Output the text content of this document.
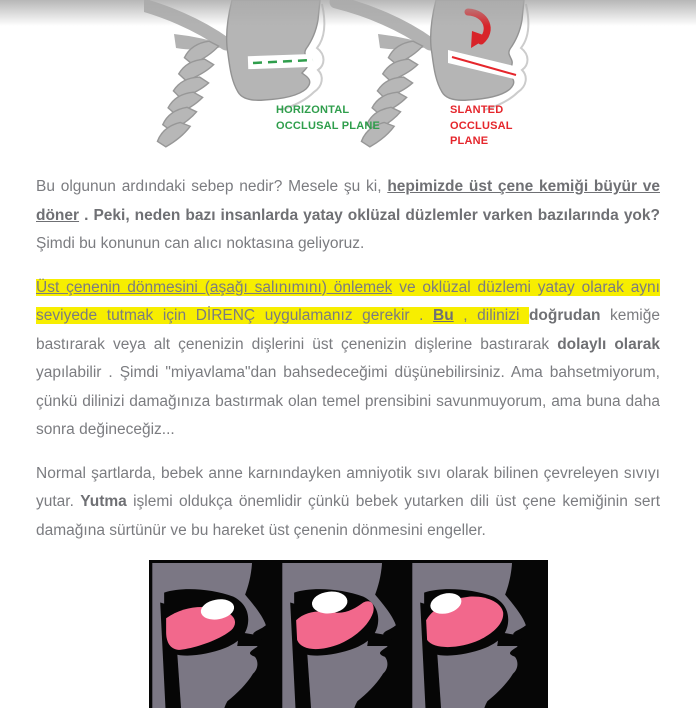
HORIZONTAL
OCCLUSAL PLANE
SLANTED
OCCLUSAL PLANE

Bu olgunun ardındaki sebep nedir? Mesele şu ki, hepimizde üst çene kemiği büyür ve döner . Peki, neden bazı insanlarda yatay oklüzal düzlemler varken bazılarında yok? Şimdi bu konunun can alıcı noktasına geliyoruz.

Üst çenenin dönmesini (aşağı salınımını) önlemek ve oklüzal düzlemi yatay olarak aynı seviyede tutmak için DİRENÇ uygulamanız gerekir . Bu , dilinizi doğrudan kemiğe bastırarak veya alt çenenizin dişlerini üst çenenizin dişlerine bastırarak dolaylı olarak yapılabilir . Şimdi "miyavlama"dan bahsedeceğimi düşünebilirsiniz. Ama bahsetmiyorum, çünkü dilinizi damağınıza bastırmak olan temel prensibini savunmuyorum, ama buna daha sonra değineceğiz...

Normal şartlarda, bebek anne karnındayken amniyotik sıvı olarak bilinen çevreleyen sıvıyı yutar. Yutma işlemi oldukça önemlidir çünkü bebek yutarken dili üst çene kemiğinin sert damağına sürtünür ve bu hareket üst çenenin dönmesini engeller.
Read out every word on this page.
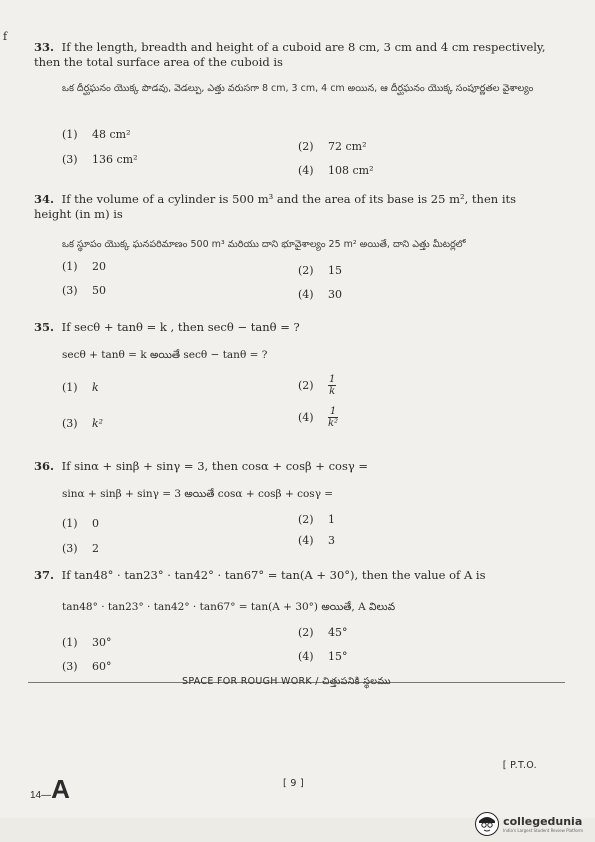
f
33. If the length, breadth and height of a cuboid are 8 cm, 3 cm and 4 cm respectively, then the total surface area of the cuboid is
ఒక దీర్ఘఘనం యొక్క పొడవు, వెడల్పు, ఎత్తు వరుసగా 8 cm, 3 cm, 4 cm అయిన, ఆ దీర్ఘఘనం యొక్క సంపూర్ణతల వైశాల్యం
(1) 48 cm²
(2) 72 cm²
(3) 136 cm²
(4) 108 cm²
34. If the volume of a cylinder is 500 m³ and the area of its base is 25 m², then its height (in m) is
ఒక స్థూపం యొక్క ఘనపరిమాణం 500 m³ మరియు దాని భూవైశాల్యం 25 m² అయితే, దాని ఎత్తు మీటర్లలో
(1) 20	(2) 15
(3) 50	(4) 30
35. If secθ + tanθ = k , then secθ − tanθ = ?
secθ + tanθ = k అయితే secθ − tanθ = ?
(1) k	$(2) \frac{1}{k}$
(3) k²	$(4) \frac{1}{\text{k²}}$
36. If sinα + sinβ + sinγ = 3, then cosα + cosβ + cosγ =
sinα + sinβ + sinγ = 3 అయితే cosα + cosβ + cosγ =
(1) 0	(2) 1
(3) 2
(4) 3
37. If tan48° · tan23° · tan42° · tan67° = tan(A + 30°), then the value of A is
tan48° · tan23° · tan42° · tan67° = tan(A + 30°) అయితే, A విలువ
(1) 30°
(2) 45°
(3) 60°
(4) 15°
SPACE FOR ROUGH WORK / చిత్తుపనికి స్థలము
[ P.T.O.
[ 9 ]
14—A
collegedunia
India's Largest Student Review Platform
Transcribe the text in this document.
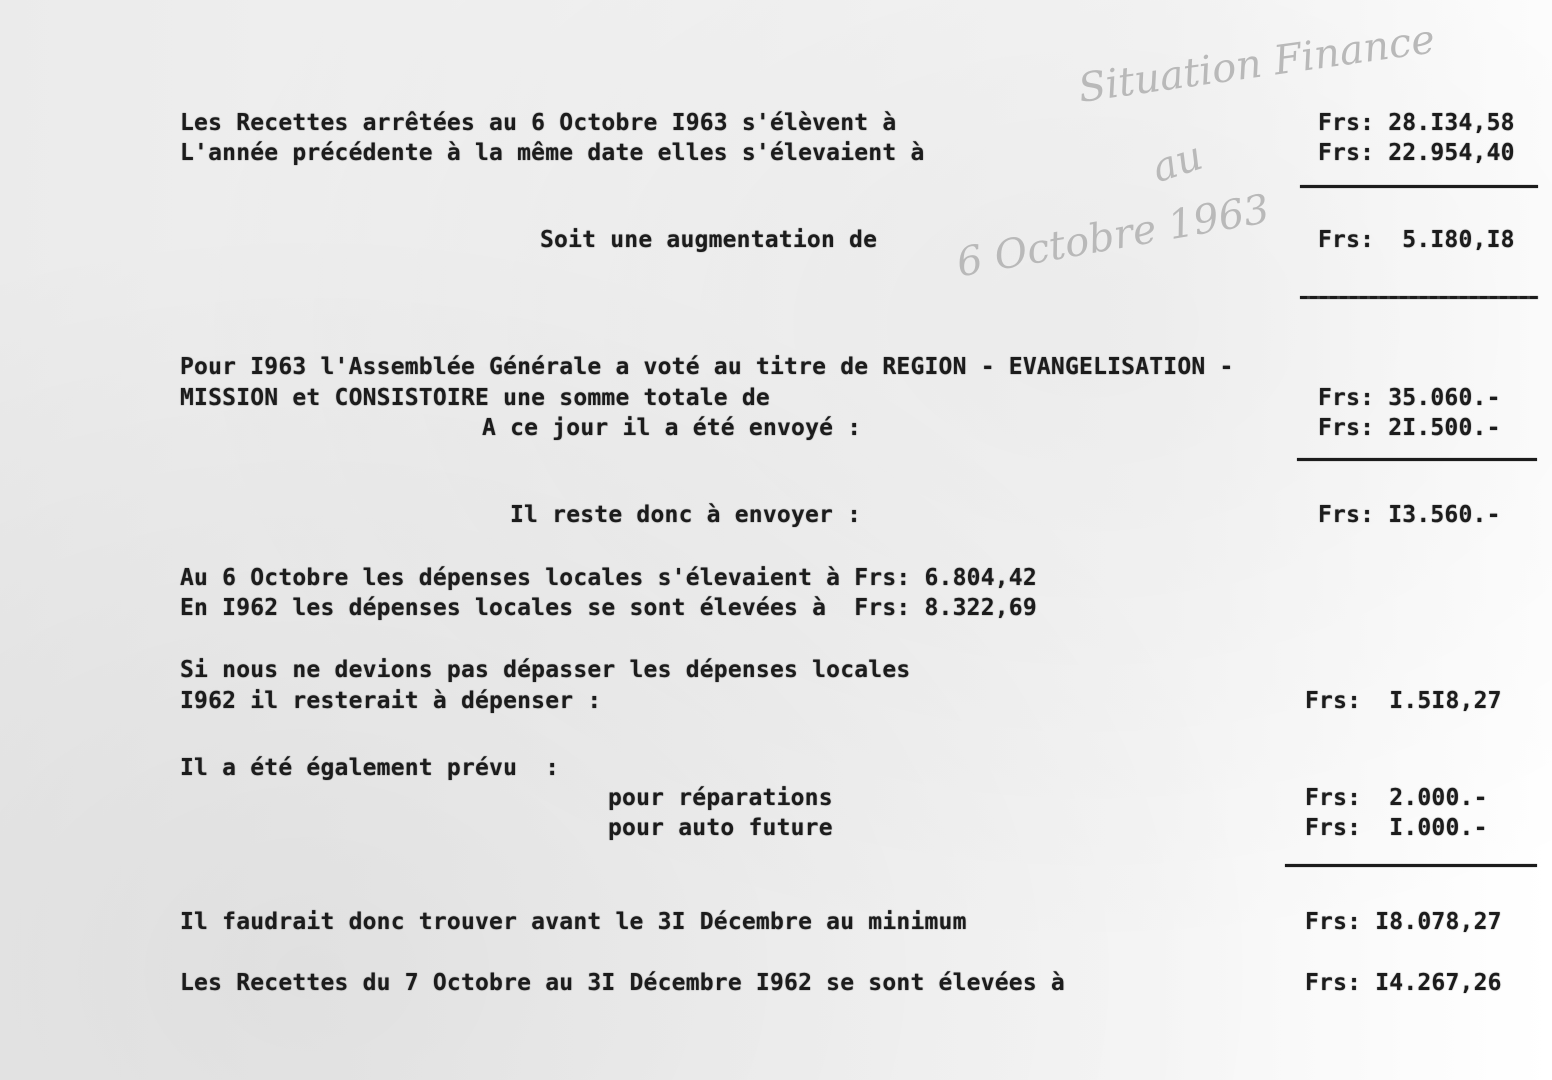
Situation Finance
au
6 Octobre 1963
Les Recettes arrêtées au 6 Octobre I963 s'élèvent à	Frs: 28.I34,58
L'année précédente à la même date elles s'élevaient à	Frs: 22.954,40
Soit une augmentation de	Frs:  5.I80,I8
Pour I963 l'Assemblée Générale a voté au titre de REGION - EVANGELISATION -
MISSION et CONSISTOIRE une somme totale de	Frs: 35.060.-
A ce jour il a été envoyé :	Frs: 2I.500.-
Il reste donc à envoyer :	Frs: I3.560.-
Au 6 Octobre les dépenses locales s'élevaient à Frs: 6.804,42
En I962 les dépenses locales se sont élevées à  Frs: 8.322,69
Si nous ne devions pas dépasser les dépenses locales
I962 il resterait à dépenser :	Frs:  I.5I8,27
Il a été également prévu  :
pour réparations	Frs:  2.000.-
pour auto future	Frs:  I.000.-
Il faudrait donc trouver avant le 3I Décembre au minimum	Frs: I8.078,27
Les Recettes du 7 Octobre au 3I Décembre I962 se sont élevées à	Frs: I4.267,26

══════

Directions for this task
The records above must be printed exactly; the pictures stay out.

Correct response
Output the text content of this document.
HORIZONTAL
OCCLUSAL PLANE
SLANTED
OCCLUSAL PLANE

Bu olgunun ardındaki sebep nedir? Mesele şu ki, hepimizde üst çene kemiği büyür ve döner . Peki, neden bazı insanlarda yatay oklüzal düzlemler varken bazılarında yok? Şimdi bu konunun can alıcı noktasına geliyoruz.

Üst çenenin dönmesini (aşağı salınımını) önlemek ve oklüzal düzlemi yatay olarak aynı seviyede tutmak için DİRENÇ uygulamanız gerekir . Bu , dilinizi doğrudan kemiğe bastırarak veya alt çenenizin dişlerini üst çenenizin dişlerine bastırarak dolaylı olarak yapılabilir . Şimdi "miyavlama"dan bahsedeceğimi düşünebilirsiniz. Ama bahsetmiyorum, çünkü dilinizi damağınıza bastırmak olan temel prensibini savunmuyorum, ama buna daha sonra değineceğiz...

Normal şartlarda, bebek anne karnındayken amniyotik sıvı olarak bilinen çevreleyen sıvıyı yutar. Yutma işlemi oldukça önemlidir çünkü bebek yutarken dili üst çene kemiğinin sert damağına sürtünür ve bu hareket üst çenenin dönmesini engeller.
Read out every word on this page.
f
33. If the length, breadth and height of a cuboid are 8 cm, 3 cm and 4 cm respectively, then the total surface area of the cuboid is
ఒక దీర్ఘఘనం యొక్క పొడవు, వెడల్పు, ఎత్తు వరుసగా 8 cm, 3 cm, 4 cm అయిన, ఆ దీర్ఘఘనం యొక్క సంపూర్ణతల వైశాల్యం
(1) 48 cm²
(2) 72 cm²
(3) 136 cm²
(4) 108 cm²
34. If the volume of a cylinder is 500 m³ and the area of its base is 25 m², then its height (in m) is
ఒక స్థూపం యొక్క ఘనపరిమాణం 500 m³ మరియు దాని భూవైశాల్యం 25 m² అయితే, దాని ఎత్తు మీటర్లలో
(1) 20	(2) 15
(3) 50	(4) 30
35. If secθ + tanθ = k , then secθ − tanθ = ?
secθ + tanθ = k అయితే secθ − tanθ = ?
(1) k	$(2) \frac{1}{k}$
(3) k²	$(4) \frac{1}{\text{k²}}$
36. If sinα + sinβ + sinγ = 3, then cosα + cosβ + cosγ =
sinα + sinβ + sinγ = 3 అయితే cosα + cosβ + cosγ =
(1) 0	(2) 1
(3) 2
(4) 3
37. If tan48° · tan23° · tan42° · tan67° = tan(A + 30°), then the value of A is
tan48° · tan23° · tan42° · tan67° = tan(A + 30°) అయితే, A విలువ
(1) 30°
(2) 45°
(3) 60°
(4) 15°
SPACE FOR ROUGH WORK / చిత్తుపనికి స్థలము
[ P.T.O.
[ 9 ]
14—A
collegedunia
India's Largest Student Review Platform
Transcribe the text in this document.
Situation Finance
au
6 Octobre 1963
Les Recettes arrêtées au 6 Octobre I963 s'élèvent à	Frs: 28.I34,58
L'année précédente à la même date elles s'élevaient à	Frs: 22.954,40
Soit une augmentation de	Frs:  5.I80,I8
Pour I963 l'Assemblée Générale a voté au titre de REGION - EVANGELISATION -
MISSION et CONSISTOIRE une somme totale de	Frs: 35.060.-
A ce jour il a été envoyé :	Frs: 2I.500.-
Il reste donc à envoyer :	Frs: I3.560.-
Au 6 Octobre les dépenses locales s'élevaient à Frs: 6.804,42
En I962 les dépenses locales se sont élevées à  Frs: 8.322,69
Si nous ne devions pas dépasser les dépenses locales
I962 il resterait à dépenser :	Frs:  I.5I8,27
Il a été également prévu  :
pour réparations	Frs:  2.000.-
pour auto future	Frs:  I.000.-
Il faudrait donc trouver avant le 3I Décembre au minimum	Frs: I8.078,27
Les Recettes du 7 Octobre au 3I Décembre I962 se sont élevées à	Frs: I4.267,26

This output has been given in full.